Problem
Records follow. Select each line holding "name".

______________________________

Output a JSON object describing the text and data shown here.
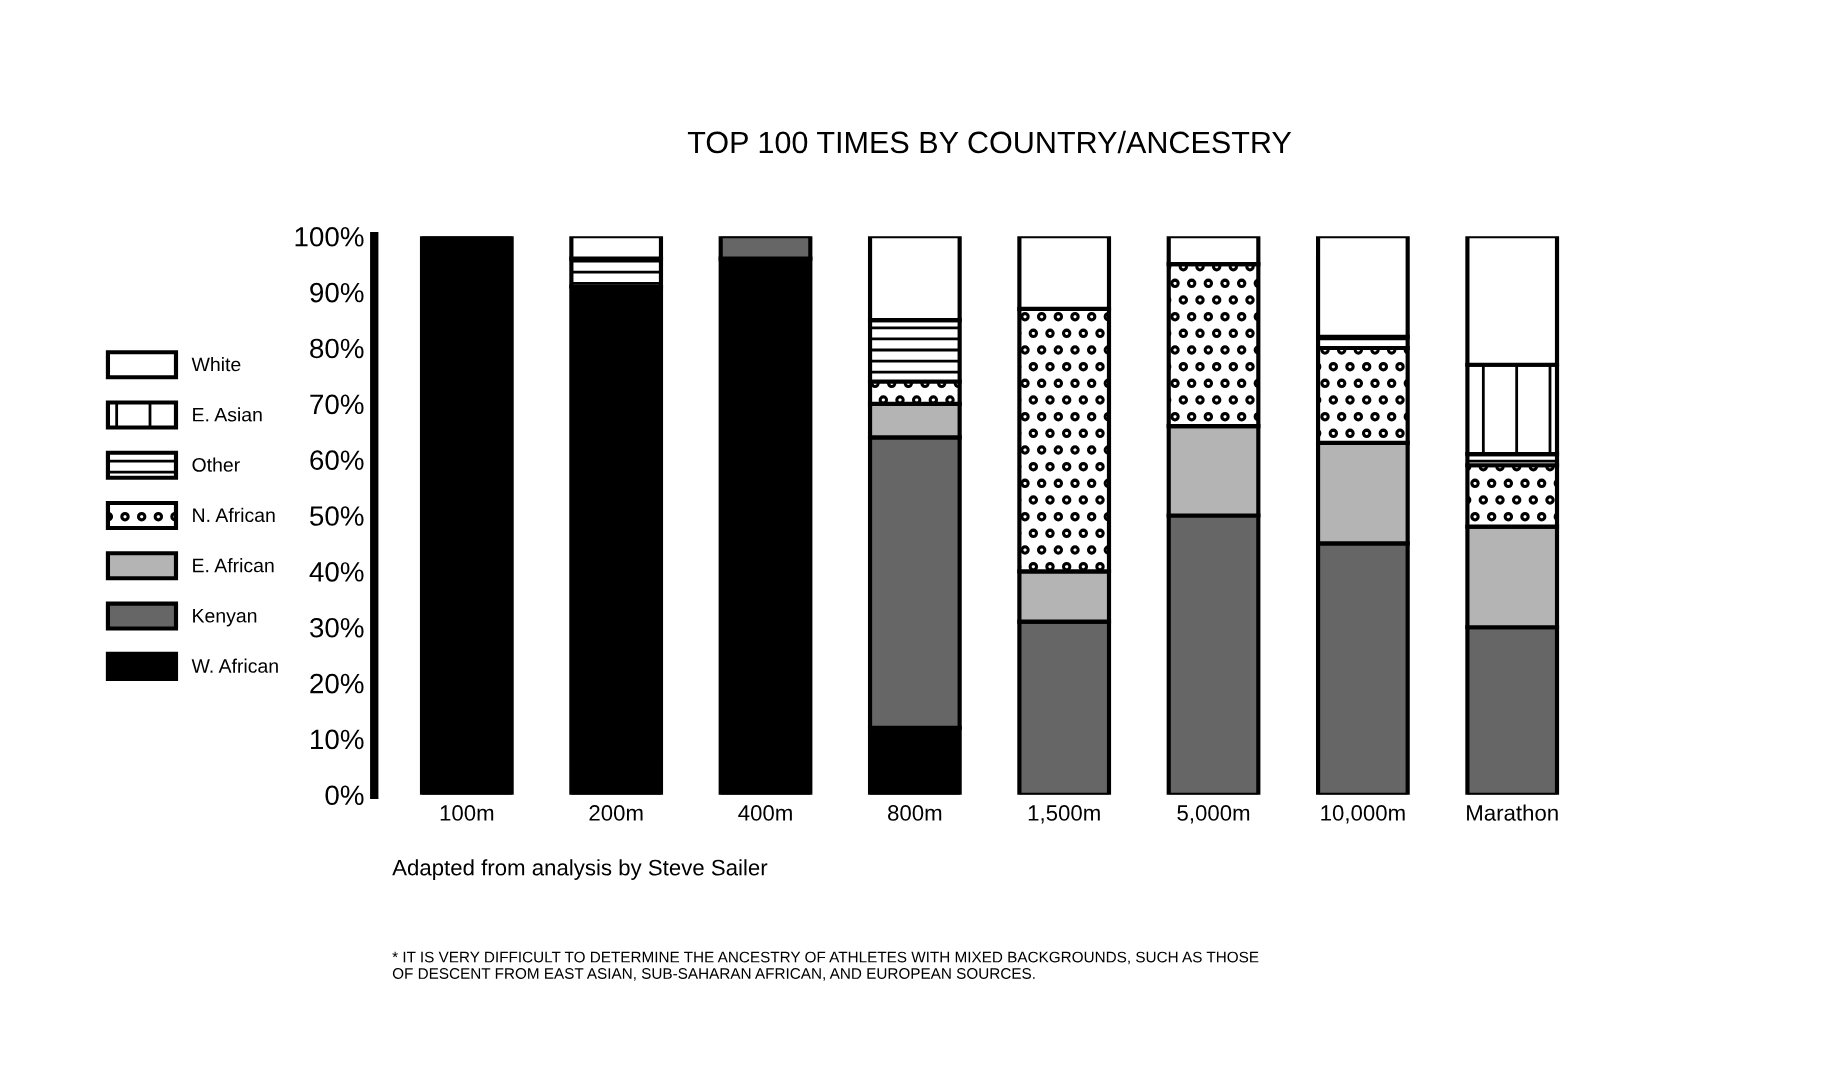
{
  "chart_data": {
    "type": "bar",
    "stacked": true,
    "title": "TOP 100 TIMES BY COUNTRY/ANCESTRY",
    "categories": [
      "100m",
      "200m",
      "400m",
      "800m",
      "1,500m",
      "5,000m",
      "10,000m",
      "Marathon"
    ],
    "series": [
      {
        "name": "W. African",
        "color": "#000000",
        "values": [
          100,
          91,
          96,
          12,
          0,
          0,
          0,
          0
        ]
      },
      {
        "name": "Kenyan",
        "color": "#666666",
        "values": [
          0,
          0,
          4,
          52,
          31,
          50,
          45,
          30
        ]
      },
      {
        "name": "E. African",
        "color": "#b4b4b4",
        "values": [
          0,
          0,
          0,
          6,
          9,
          16,
          18,
          18
        ]
      },
      {
        "name": "N. African",
        "color": "#000000",
        "values": [
          0,
          0,
          0,
          4,
          47,
          29,
          17,
          11
        ]
      },
      {
        "name": "Other",
        "color": "#000000",
        "values": [
          0,
          5,
          0,
          11,
          0,
          0,
          2,
          2
        ]
      },
      {
        "name": "E. Asian",
        "color": "#000000",
        "values": [
          0,
          0,
          0,
          0,
          0,
          0,
          0,
          16
        ]
      },
      {
        "name": "White",
        "color": "#ffffff",
        "values": [
          0,
          4,
          0,
          15,
          13,
          5,
          18,
          23
        ]
      }
    ],
    "ylim": [
      0,
      100
    ],
    "yticks": [
      {
        "value": 0,
        "label": "0%"
      },
      {
        "value": 10,
        "label": "10%"
      },
      {
        "value": 20,
        "label": "20%"
      },
      {
        "value": 30,
        "label": "30%"
      },
      {
        "value": 40,
        "label": "40%"
      },
      {
        "value": 50,
        "label": "50%"
      },
      {
        "value": 60,
        "label": "60%"
      },
      {
        "value": 70,
        "label": "70%"
      },
      {
        "value": 80,
        "label": "80%"
      },
      {
        "value": 90,
        "label": "90%"
      },
      {
        "value": 100,
        "label": "100%"
      }
    ],
    "grid": false,
    "legend": "left",
    "annotations": [
      "Adapted from analysis by Steve Sailer",
      "* IT IS VERY DIFFICULT TO DETERMINE THE ANCESTRY OF ATHLETES WITH MIXED BACKGROUNDS, SUCH AS THOSE\nOF DESCENT FROM EAST ASIAN, SUB-SAHARAN AFRICAN, AND EUROPEAN SOURCES."
    ]
  }
}
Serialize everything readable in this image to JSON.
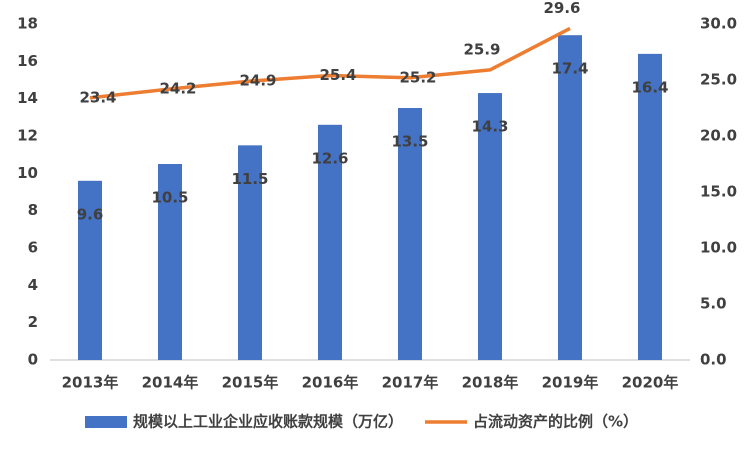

______________________________

Response for this exercise
        "name": "W. African",
        "name": "Kenyan",
        "name": "E. African",
        "name": "N. African",
        "name": "Other",
        "name": "E. Asian",
        "name": "White",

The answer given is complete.